▸ To be done
Your reply should be a single number: how many lines contain the string "trán".

▸ Provided data
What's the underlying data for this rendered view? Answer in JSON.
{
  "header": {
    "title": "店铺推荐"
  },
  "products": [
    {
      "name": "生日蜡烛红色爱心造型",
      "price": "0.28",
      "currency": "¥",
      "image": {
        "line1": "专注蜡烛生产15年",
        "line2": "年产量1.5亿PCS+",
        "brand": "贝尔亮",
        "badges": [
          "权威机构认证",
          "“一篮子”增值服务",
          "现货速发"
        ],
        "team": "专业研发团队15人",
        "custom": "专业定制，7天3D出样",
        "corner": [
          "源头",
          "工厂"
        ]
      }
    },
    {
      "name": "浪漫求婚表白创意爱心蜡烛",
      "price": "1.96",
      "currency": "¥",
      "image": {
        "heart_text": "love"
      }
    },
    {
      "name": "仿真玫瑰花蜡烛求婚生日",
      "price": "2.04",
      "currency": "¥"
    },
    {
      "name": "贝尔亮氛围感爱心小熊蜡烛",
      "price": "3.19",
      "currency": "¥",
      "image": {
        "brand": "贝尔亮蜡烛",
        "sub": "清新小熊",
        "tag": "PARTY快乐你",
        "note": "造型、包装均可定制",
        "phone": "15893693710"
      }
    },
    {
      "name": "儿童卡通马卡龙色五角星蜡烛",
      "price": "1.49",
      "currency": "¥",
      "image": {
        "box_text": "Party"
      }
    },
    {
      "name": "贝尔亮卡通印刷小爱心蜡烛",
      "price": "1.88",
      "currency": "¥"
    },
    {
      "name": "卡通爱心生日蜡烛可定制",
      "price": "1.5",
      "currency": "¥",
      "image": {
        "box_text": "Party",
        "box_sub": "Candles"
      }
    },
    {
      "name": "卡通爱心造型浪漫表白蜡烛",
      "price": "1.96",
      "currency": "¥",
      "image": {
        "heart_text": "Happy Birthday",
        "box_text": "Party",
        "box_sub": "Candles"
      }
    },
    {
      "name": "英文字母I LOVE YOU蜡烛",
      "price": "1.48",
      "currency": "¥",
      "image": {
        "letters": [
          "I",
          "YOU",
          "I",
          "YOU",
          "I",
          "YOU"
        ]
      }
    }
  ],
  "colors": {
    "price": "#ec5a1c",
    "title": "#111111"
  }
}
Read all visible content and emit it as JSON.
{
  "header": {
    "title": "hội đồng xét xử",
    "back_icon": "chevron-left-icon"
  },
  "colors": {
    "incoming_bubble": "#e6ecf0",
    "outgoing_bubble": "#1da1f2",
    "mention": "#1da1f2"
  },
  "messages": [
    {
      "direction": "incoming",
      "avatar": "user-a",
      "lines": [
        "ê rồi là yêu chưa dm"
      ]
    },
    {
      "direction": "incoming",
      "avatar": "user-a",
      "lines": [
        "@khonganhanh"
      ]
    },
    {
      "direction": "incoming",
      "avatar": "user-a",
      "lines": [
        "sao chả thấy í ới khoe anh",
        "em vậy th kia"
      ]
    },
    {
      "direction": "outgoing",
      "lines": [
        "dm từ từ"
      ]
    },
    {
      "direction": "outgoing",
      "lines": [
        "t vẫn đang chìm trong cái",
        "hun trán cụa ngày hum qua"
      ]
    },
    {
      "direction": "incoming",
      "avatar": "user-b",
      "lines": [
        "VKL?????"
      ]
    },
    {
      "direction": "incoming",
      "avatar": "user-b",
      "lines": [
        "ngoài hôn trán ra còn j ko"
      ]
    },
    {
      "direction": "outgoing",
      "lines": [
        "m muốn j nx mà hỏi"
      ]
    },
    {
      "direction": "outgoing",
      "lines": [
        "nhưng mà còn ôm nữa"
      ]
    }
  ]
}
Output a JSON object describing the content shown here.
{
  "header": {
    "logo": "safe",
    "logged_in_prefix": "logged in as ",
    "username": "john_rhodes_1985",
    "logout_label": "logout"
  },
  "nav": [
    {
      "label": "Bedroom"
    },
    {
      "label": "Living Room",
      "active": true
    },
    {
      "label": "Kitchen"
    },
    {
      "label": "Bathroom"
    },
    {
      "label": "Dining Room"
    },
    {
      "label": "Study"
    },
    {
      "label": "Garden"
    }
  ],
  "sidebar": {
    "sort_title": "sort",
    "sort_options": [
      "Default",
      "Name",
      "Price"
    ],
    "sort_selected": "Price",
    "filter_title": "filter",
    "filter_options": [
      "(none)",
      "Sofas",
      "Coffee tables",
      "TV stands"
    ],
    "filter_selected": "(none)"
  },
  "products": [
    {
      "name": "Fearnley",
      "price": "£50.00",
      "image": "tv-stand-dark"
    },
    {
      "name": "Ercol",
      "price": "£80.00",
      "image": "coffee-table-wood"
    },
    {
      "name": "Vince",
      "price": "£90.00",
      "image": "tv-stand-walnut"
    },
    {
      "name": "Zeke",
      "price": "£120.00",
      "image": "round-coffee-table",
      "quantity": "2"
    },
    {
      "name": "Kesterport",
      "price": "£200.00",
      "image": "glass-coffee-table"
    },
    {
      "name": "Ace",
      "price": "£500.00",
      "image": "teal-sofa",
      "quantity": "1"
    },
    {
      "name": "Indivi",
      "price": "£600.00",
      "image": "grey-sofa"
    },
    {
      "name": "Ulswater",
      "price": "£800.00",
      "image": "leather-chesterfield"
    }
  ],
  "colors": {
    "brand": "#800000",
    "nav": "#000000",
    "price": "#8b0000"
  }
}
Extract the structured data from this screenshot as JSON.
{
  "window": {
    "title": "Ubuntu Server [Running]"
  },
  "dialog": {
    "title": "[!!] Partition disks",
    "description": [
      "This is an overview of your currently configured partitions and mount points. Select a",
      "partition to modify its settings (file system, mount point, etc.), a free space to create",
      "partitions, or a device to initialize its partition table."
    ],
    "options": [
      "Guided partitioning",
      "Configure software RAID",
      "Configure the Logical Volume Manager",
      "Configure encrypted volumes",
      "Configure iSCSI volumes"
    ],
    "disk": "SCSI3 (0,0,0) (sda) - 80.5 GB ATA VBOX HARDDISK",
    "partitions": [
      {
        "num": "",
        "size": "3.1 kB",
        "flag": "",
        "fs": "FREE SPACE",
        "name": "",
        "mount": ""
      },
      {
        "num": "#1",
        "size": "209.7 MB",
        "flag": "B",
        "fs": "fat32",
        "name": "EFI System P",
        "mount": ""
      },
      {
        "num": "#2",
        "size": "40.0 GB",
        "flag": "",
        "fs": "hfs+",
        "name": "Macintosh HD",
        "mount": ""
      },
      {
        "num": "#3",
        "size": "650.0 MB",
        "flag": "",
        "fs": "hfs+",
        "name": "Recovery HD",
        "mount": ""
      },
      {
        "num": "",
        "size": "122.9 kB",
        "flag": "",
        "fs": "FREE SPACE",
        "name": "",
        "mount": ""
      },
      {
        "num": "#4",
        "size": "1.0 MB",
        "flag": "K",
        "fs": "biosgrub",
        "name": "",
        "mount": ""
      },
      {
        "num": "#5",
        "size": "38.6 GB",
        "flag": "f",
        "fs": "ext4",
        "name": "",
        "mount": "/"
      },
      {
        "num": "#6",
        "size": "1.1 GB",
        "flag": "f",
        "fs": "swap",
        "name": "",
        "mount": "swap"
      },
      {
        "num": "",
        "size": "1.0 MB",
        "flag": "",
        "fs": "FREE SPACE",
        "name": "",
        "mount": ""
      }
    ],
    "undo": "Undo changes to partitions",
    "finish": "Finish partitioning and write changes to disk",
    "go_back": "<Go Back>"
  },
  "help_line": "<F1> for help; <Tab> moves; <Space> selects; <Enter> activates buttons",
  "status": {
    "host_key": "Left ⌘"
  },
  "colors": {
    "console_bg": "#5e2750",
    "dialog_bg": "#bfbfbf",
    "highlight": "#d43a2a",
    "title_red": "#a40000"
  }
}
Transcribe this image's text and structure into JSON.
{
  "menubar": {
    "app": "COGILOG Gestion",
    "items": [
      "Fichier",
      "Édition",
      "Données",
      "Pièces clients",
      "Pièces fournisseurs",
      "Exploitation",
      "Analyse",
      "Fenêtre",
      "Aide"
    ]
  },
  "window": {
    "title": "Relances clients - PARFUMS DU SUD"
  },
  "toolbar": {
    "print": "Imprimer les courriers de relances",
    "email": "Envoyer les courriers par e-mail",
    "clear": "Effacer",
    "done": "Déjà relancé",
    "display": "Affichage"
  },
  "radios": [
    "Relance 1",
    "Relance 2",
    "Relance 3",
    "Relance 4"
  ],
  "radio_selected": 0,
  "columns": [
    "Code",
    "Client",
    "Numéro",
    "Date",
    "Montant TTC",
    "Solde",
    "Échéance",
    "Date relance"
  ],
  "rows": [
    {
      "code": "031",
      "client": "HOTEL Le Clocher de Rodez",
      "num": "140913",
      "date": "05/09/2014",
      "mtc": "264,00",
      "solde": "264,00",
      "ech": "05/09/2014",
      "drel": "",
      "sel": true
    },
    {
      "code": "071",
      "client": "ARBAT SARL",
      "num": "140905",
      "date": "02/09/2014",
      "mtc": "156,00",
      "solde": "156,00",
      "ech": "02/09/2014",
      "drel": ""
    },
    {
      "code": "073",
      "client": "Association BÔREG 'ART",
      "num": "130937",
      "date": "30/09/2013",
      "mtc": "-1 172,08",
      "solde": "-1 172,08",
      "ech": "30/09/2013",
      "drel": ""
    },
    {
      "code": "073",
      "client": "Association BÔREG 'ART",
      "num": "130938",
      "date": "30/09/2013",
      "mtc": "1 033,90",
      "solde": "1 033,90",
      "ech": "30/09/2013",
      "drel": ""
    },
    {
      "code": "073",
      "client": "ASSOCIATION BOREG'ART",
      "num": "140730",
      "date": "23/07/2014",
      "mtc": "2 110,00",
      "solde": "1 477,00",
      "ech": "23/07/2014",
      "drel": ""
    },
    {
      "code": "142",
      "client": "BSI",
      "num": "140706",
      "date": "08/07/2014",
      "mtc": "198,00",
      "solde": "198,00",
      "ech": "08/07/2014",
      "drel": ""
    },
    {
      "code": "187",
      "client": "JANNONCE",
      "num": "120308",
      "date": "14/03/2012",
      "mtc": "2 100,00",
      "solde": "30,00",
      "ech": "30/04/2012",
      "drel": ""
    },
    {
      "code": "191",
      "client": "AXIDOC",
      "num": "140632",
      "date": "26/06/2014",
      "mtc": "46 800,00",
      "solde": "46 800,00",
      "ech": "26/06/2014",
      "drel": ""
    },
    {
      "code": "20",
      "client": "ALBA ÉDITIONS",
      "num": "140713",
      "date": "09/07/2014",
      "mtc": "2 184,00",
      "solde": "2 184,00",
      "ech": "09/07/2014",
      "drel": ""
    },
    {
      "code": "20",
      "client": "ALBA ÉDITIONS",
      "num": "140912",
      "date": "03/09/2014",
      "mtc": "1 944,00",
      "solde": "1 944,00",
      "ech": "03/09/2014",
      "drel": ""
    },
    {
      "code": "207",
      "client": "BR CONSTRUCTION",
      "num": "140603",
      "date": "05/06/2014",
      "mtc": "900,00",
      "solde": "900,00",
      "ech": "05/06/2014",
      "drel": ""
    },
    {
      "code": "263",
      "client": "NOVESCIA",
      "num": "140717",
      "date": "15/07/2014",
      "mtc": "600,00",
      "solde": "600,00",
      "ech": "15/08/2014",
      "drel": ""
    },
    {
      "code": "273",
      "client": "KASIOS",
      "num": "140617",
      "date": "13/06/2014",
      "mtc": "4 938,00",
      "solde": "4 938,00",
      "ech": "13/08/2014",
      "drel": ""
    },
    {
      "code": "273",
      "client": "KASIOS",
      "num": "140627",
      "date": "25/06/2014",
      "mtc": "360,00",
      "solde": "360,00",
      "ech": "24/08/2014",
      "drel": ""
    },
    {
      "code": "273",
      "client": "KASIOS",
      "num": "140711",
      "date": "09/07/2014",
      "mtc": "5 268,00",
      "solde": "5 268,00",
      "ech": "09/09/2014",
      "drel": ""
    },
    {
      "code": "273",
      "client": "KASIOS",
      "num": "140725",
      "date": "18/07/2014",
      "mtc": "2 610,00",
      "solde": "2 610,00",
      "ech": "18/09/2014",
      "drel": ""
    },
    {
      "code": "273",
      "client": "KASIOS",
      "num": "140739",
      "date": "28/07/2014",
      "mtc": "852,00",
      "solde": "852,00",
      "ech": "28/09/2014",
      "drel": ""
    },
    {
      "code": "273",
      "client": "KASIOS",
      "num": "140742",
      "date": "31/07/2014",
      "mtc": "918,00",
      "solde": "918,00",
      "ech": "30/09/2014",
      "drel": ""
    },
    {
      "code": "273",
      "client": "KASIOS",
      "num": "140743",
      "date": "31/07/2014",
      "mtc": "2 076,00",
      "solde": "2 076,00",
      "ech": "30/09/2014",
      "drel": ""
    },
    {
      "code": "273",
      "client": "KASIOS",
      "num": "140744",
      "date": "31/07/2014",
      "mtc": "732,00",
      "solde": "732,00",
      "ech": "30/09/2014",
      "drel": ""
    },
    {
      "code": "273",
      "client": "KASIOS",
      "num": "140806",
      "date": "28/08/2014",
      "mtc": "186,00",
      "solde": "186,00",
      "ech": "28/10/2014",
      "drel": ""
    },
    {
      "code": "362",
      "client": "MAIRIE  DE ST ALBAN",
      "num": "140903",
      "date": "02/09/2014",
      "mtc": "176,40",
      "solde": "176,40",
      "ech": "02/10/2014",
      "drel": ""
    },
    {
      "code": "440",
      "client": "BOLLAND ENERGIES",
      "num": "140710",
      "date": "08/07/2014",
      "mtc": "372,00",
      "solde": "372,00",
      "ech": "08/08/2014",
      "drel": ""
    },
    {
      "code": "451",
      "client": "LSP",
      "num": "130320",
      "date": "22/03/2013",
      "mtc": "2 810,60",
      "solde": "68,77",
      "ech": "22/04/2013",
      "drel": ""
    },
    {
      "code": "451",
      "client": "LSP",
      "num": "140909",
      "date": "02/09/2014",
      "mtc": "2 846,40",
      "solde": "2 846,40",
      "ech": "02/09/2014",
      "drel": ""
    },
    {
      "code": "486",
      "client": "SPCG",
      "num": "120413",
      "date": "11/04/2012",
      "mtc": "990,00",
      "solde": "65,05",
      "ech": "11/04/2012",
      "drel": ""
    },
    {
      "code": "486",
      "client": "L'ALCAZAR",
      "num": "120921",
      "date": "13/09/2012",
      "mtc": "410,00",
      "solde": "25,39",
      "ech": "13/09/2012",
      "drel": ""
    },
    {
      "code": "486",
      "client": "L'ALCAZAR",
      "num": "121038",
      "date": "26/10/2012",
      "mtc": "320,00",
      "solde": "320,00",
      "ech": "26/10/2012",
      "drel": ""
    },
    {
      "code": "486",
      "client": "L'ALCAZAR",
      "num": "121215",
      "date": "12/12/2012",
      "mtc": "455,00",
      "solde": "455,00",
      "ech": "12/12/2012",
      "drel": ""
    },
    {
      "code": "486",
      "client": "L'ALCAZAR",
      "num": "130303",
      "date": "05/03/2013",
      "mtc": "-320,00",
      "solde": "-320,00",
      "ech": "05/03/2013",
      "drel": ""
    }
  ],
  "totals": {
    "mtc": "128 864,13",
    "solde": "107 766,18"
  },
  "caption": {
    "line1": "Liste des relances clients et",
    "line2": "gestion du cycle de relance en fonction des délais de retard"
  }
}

▸ Expected answer
2